Each line below either holds the string "должностному" or doesn't. Count those that do and give only the number.

= = = = =

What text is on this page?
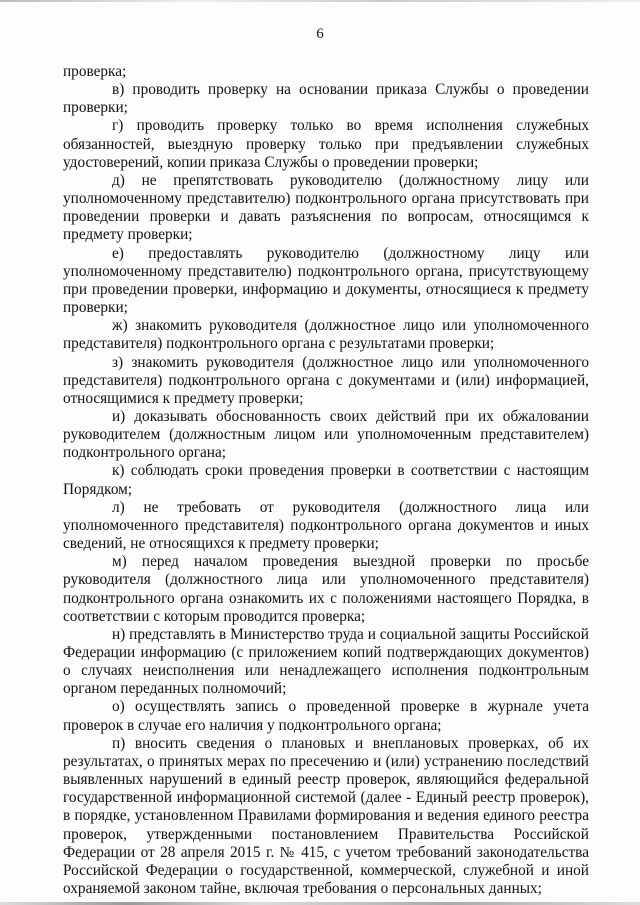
6

проверка;

в) проводить проверку на основании приказа Службы о проведении проверки;

г) проводить проверку только во время исполнения служебных обязанностей, выездную проверку только при предъявлении служебных удостоверений, копии приказа Службы о проведении проверки;

д) не препятствовать руководителю (должностному лицу или уполномоченному представителю) подконтрольного органа присутствовать при проведении проверки и давать разъяснения по вопросам, относящимся к предмету проверки;

е) предоставлять руководителю (должностному лицу или уполномоченному представителю) подконтрольного органа, присутствующему при проведении проверки, информацию и документы, относящиеся к предмету проверки;

ж) знакомить руководителя (должностное лицо или уполномоченного представителя) подконтрольного органа с результатами проверки;

з) знакомить руководителя (должностное лицо или уполномоченного представителя) подконтрольного органа с документами и (или) информацией, относящимися к предмету проверки;

и) доказывать обоснованность своих действий при их обжаловании руководителем (должностным лицом или уполномоченным представителем) подконтрольного органа;

к) соблюдать сроки проведения проверки в соответствии с настоящим Порядком;

л) не требовать от руководителя (должностного лица или уполномоченного представителя) подконтрольного органа документов и иных сведений, не относящихся к предмету проверки;

м) перед началом проведения выездной проверки по просьбе руководителя (должностного лица или уполномоченного представителя) подконтрольного органа ознакомить их с положениями настоящего Порядка, в соответствии с которым проводится проверка;

н) представлять в Министерство труда и социальной защиты Российской Федерации информацию (с приложением копий подтверждающих документов) о случаях неисполнения или ненадлежащего исполнения подконтрольным органом переданных полномочий;

о) осуществлять запись о проведенной проверке в журнале учета проверок в случае его наличия у подконтрольного органа;

п) вносить сведения о плановых и внеплановых проверках, об их результатах, о принятых мерах по пресечению и (или) устранению последствий выявленных нарушений в единый реестр проверок, являющийся федеральной государственной информационной системой (далее - Единый реестр проверок), в порядке, установленном Правилами формирования и ведения единого реестра проверок, утвержденными постановлением Правительства Российской Федерации от 28 апреля 2015 г. № 415, с учетом требований законодательства Российской Федерации о государственной, коммерческой, служебной и иной охраняемой законом тайне, включая требования о персональных данных;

= = = = =

**Output of the exercise**
2